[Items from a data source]
+---+
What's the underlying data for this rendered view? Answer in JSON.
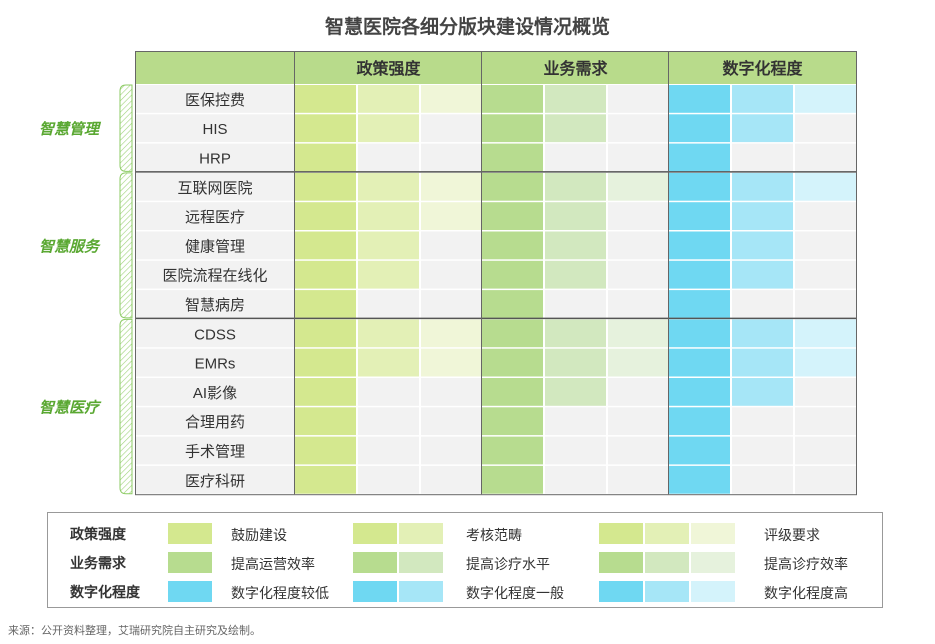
{
  "title": "智慧医院各细分版块建设情况概览",
  "colors": {
    "header": "#b8db8b",
    "policy": [
      "#d4e88f",
      "#e3f0b6",
      "#f0f6d8"
    ],
    "business": [
      "#b7dc8f",
      "#d2e8bf",
      "#e6f2dd"
    ],
    "digital": [
      "#6fd8f2",
      "#a6e6f7",
      "#d4f3fb"
    ],
    "empty": "#f2f2f2",
    "group_text": "#5aa832"
  },
  "chart_data": {
    "type": "table",
    "columns": [
      "政策强度",
      "业务需求",
      "数字化程度"
    ],
    "groups": [
      {
        "name": "智慧管理",
        "rows": [
          {
            "name": "医保控费",
            "levels": [
              3,
              2,
              3
            ]
          },
          {
            "name": "HIS",
            "levels": [
              2,
              2,
              2
            ]
          },
          {
            "name": "HRP",
            "levels": [
              1,
              1,
              1
            ]
          }
        ]
      },
      {
        "name": "智慧服务",
        "rows": [
          {
            "name": "互联网医院",
            "levels": [
              3,
              3,
              3
            ]
          },
          {
            "name": "远程医疗",
            "levels": [
              3,
              2,
              2
            ]
          },
          {
            "name": "健康管理",
            "levels": [
              2,
              2,
              2
            ]
          },
          {
            "name": "医院流程在线化",
            "levels": [
              2,
              2,
              2
            ]
          },
          {
            "name": "智慧病房",
            "levels": [
              1,
              1,
              1
            ]
          }
        ]
      },
      {
        "name": "智慧医疗",
        "rows": [
          {
            "name": "CDSS",
            "levels": [
              3,
              3,
              3
            ]
          },
          {
            "name": "EMRs",
            "levels": [
              3,
              3,
              3
            ]
          },
          {
            "name": "AI影像",
            "levels": [
              1,
              2,
              2
            ]
          },
          {
            "name": "合理用药",
            "levels": [
              1,
              1,
              1
            ]
          },
          {
            "name": "手术管理",
            "levels": [
              1,
              1,
              1
            ]
          },
          {
            "name": "医疗科研",
            "levels": [
              1,
              1,
              1
            ]
          }
        ]
      }
    ]
  },
  "legend": [
    {
      "label": "政策强度",
      "items": [
        "鼓励建设",
        "考核范畴",
        "评级要求"
      ]
    },
    {
      "label": "业务需求",
      "items": [
        "提高运营效率",
        "提高诊疗水平",
        "提高诊疗效率"
      ]
    },
    {
      "label": "数字化程度",
      "items": [
        "数字化程度较低",
        "数字化程度一般",
        "数字化程度高"
      ]
    }
  ],
  "source": "来源：公开资料整理，艾瑞研究院自主研究及绘制。"
}
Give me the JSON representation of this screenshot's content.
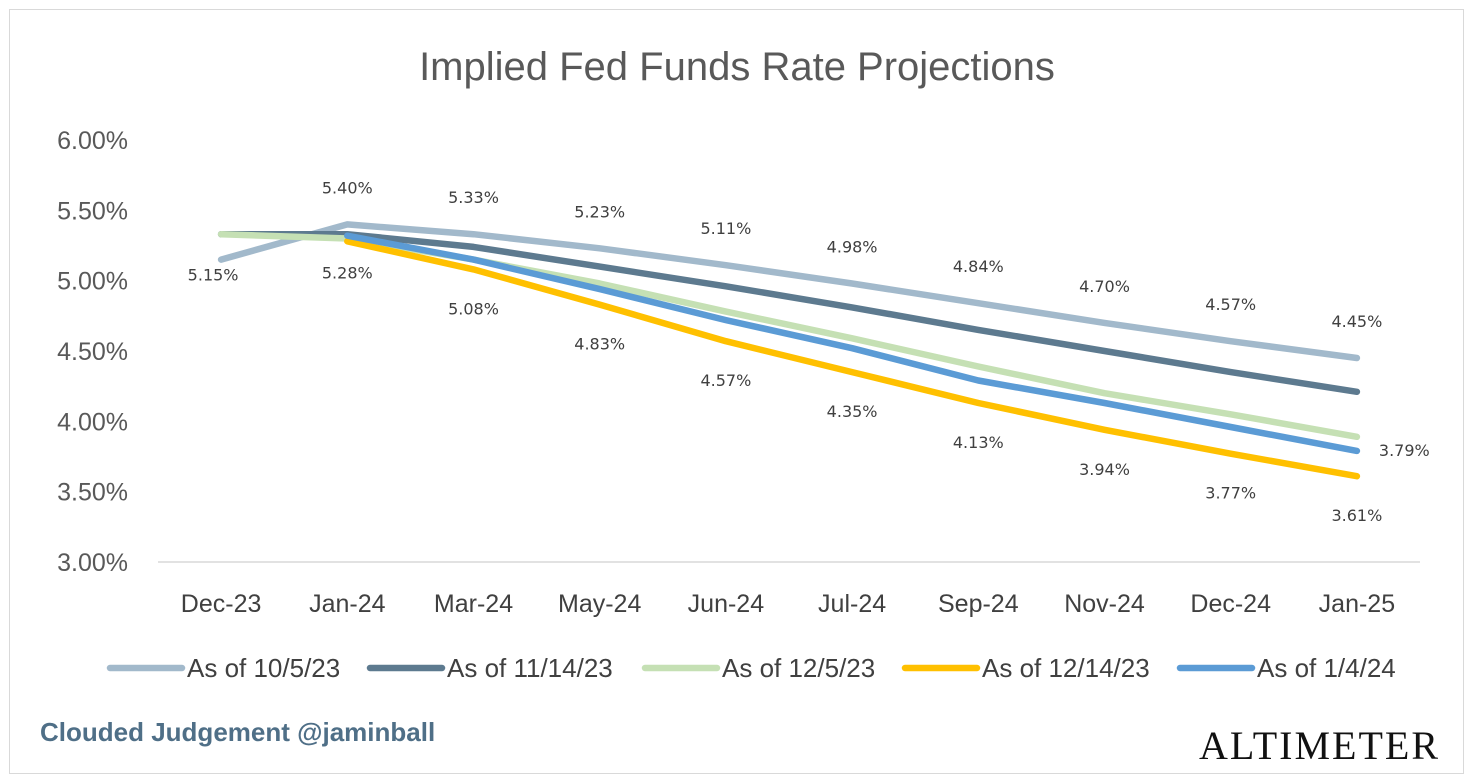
{
  "chart_data": {
    "type": "line",
    "title": "Implied Fed Funds Rate Projections",
    "categories": [
      "Dec-23",
      "Jan-24",
      "Mar-24",
      "May-24",
      "Jun-24",
      "Jul-24",
      "Sep-24",
      "Nov-24",
      "Dec-24",
      "Jan-25"
    ],
    "ylim": [
      3.0,
      6.0
    ],
    "yticks": [
      3.0,
      3.5,
      4.0,
      4.5,
      5.0,
      5.5,
      6.0
    ],
    "ytick_labels": [
      "3.00%",
      "3.50%",
      "4.00%",
      "4.50%",
      "5.00%",
      "5.50%",
      "6.00%"
    ],
    "legend_position": "bottom",
    "series": [
      {
        "name": "As of 10/5/23",
        "color": "#a2b9cb",
        "values": [
          5.15,
          5.4,
          5.33,
          5.23,
          5.11,
          4.98,
          4.84,
          4.7,
          4.57,
          4.45
        ],
        "labels": [
          "5.15%",
          "5.40%",
          "5.33%",
          "5.23%",
          "5.11%",
          "4.98%",
          "4.84%",
          "4.70%",
          "4.57%",
          "4.45%"
        ]
      },
      {
        "name": "As of 11/14/23",
        "color": "#5d7a8f",
        "values": [
          5.33,
          5.33,
          5.24,
          5.1,
          4.96,
          4.81,
          4.65,
          4.5,
          4.35,
          4.21
        ],
        "labels": []
      },
      {
        "name": "As of 12/5/23",
        "color": "#c5e0b4",
        "values": [
          5.33,
          5.3,
          5.15,
          4.98,
          4.78,
          4.59,
          4.39,
          4.2,
          4.05,
          3.89
        ],
        "labels": []
      },
      {
        "name": "As of 12/14/23",
        "color": "#ffc000",
        "values": [
          null,
          5.28,
          5.08,
          4.83,
          4.57,
          4.35,
          4.13,
          3.94,
          3.77,
          3.61
        ],
        "labels": [
          "",
          "5.28%",
          "5.08%",
          "4.83%",
          "4.57%",
          "4.35%",
          "4.13%",
          "3.94%",
          "3.77%",
          "3.61%"
        ]
      },
      {
        "name": "As of 1/4/24",
        "color": "#5b9bd5",
        "values": [
          null,
          5.32,
          5.15,
          4.94,
          4.72,
          4.52,
          4.29,
          4.13,
          3.96,
          3.79
        ],
        "labels": [
          "",
          "",
          "",
          "",
          "",
          "",
          "",
          "",
          "",
          "3.79%"
        ]
      }
    ]
  },
  "footer": {
    "left_text": "Clouded Judgement @jaminball",
    "right_logo_text": "ALTIMETER"
  }
}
+---+
● Task goal
Give every record again exactly, apart from the pictures, which stay out.

● Task result
What's the underlying data for this rendered view? Answer in JSON.
{
  "title": "智慧医院各细分版块建设情况概览",
  "colors": {
    "header": "#b8db8b",
    "policy": [
      "#d4e88f",
      "#e3f0b6",
      "#f0f6d8"
    ],
    "business": [
      "#b7dc8f",
      "#d2e8bf",
      "#e6f2dd"
    ],
    "digital": [
      "#6fd8f2",
      "#a6e6f7",
      "#d4f3fb"
    ],
    "empty": "#f2f2f2",
    "group_text": "#5aa832"
  },
  "chart_data": {
    "type": "table",
    "columns": [
      "政策强度",
      "业务需求",
      "数字化程度"
    ],
    "groups": [
      {
        "name": "智慧管理",
        "rows": [
          {
            "name": "医保控费",
            "levels": [
              3,
              2,
              3
            ]
          },
          {
            "name": "HIS",
            "levels": [
              2,
              2,
              2
            ]
          },
          {
            "name": "HRP",
            "levels": [
              1,
              1,
              1
            ]
          }
        ]
      },
      {
        "name": "智慧服务",
        "rows": [
          {
            "name": "互联网医院",
            "levels": [
              3,
              3,
              3
            ]
          },
          {
            "name": "远程医疗",
            "levels": [
              3,
              2,
              2
            ]
          },
          {
            "name": "健康管理",
            "levels": [
              2,
              2,
              2
            ]
          },
          {
            "name": "医院流程在线化",
            "levels": [
              2,
              2,
              2
            ]
          },
          {
            "name": "智慧病房",
            "levels": [
              1,
              1,
              1
            ]
          }
        ]
      },
      {
        "name": "智慧医疗",
        "rows": [
          {
            "name": "CDSS",
            "levels": [
              3,
              3,
              3
            ]
          },
          {
            "name": "EMRs",
            "levels": [
              3,
              3,
              3
            ]
          },
          {
            "name": "AI影像",
            "levels": [
              1,
              2,
              2
            ]
          },
          {
            "name": "合理用药",
            "levels": [
              1,
              1,
              1
            ]
          },
          {
            "name": "手术管理",
            "levels": [
              1,
              1,
              1
            ]
          },
          {
            "name": "医疗科研",
            "levels": [
              1,
              1,
              1
            ]
          }
        ]
      }
    ]
  },
  "legend": [
    {
      "label": "政策强度",
      "items": [
        "鼓励建设",
        "考核范畴",
        "评级要求"
      ]
    },
    {
      "label": "业务需求",
      "items": [
        "提高运营效率",
        "提高诊疗水平",
        "提高诊疗效率"
      ]
    },
    {
      "label": "数字化程度",
      "items": [
        "数字化程度较低",
        "数字化程度一般",
        "数字化程度高"
      ]
    }
  ],
  "source": "来源：公开资料整理，艾瑞研究院自主研究及绘制。"
}
Give me the JSON representation of this screenshot's content.
{
  "chart_data": {
    "type": "line",
    "title": "Implied Fed Funds Rate Projections",
    "categories": [
      "Dec-23",
      "Jan-24",
      "Mar-24",
      "May-24",
      "Jun-24",
      "Jul-24",
      "Sep-24",
      "Nov-24",
      "Dec-24",
      "Jan-25"
    ],
    "ylim": [
      3.0,
      6.0
    ],
    "yticks": [
      3.0,
      3.5,
      4.0,
      4.5,
      5.0,
      5.5,
      6.0
    ],
    "ytick_labels": [
      "3.00%",
      "3.50%",
      "4.00%",
      "4.50%",
      "5.00%",
      "5.50%",
      "6.00%"
    ],
    "legend_position": "bottom",
    "series": [
      {
        "name": "As of 10/5/23",
        "color": "#a2b9cb",
        "values": [
          5.15,
          5.4,
          5.33,
          5.23,
          5.11,
          4.98,
          4.84,
          4.7,
          4.57,
          4.45
        ],
        "labels": [
          "5.15%",
          "5.40%",
          "5.33%",
          "5.23%",
          "5.11%",
          "4.98%",
          "4.84%",
          "4.70%",
          "4.57%",
          "4.45%"
        ]
      },
      {
        "name": "As of 11/14/23",
        "color": "#5d7a8f",
        "values": [
          5.33,
          5.33,
          5.24,
          5.1,
          4.96,
          4.81,
          4.65,
          4.5,
          4.35,
          4.21
        ],
        "labels": []
      },
      {
        "name": "As of 12/5/23",
        "color": "#c5e0b4",
        "values": [
          5.33,
          5.3,
          5.15,
          4.98,
          4.78,
          4.59,
          4.39,
          4.2,
          4.05,
          3.89
        ],
        "labels": []
      },
      {
        "name": "As of 12/14/23",
        "color": "#ffc000",
        "values": [
          null,
          5.28,
          5.08,
          4.83,
          4.57,
          4.35,
          4.13,
          3.94,
          3.77,
          3.61
        ],
        "labels": [
          "",
          "5.28%",
          "5.08%",
          "4.83%",
          "4.57%",
          "4.35%",
          "4.13%",
          "3.94%",
          "3.77%",
          "3.61%"
        ]
      },
      {
        "name": "As of 1/4/24",
        "color": "#5b9bd5",
        "values": [
          null,
          5.32,
          5.15,
          4.94,
          4.72,
          4.52,
          4.29,
          4.13,
          3.96,
          3.79
        ],
        "labels": [
          "",
          "",
          "",
          "",
          "",
          "",
          "",
          "",
          "",
          "3.79%"
        ]
      }
    ]
  },
  "footer": {
    "left_text": "Clouded Judgement @jaminball",
    "right_logo_text": "ALTIMETER"
  }
}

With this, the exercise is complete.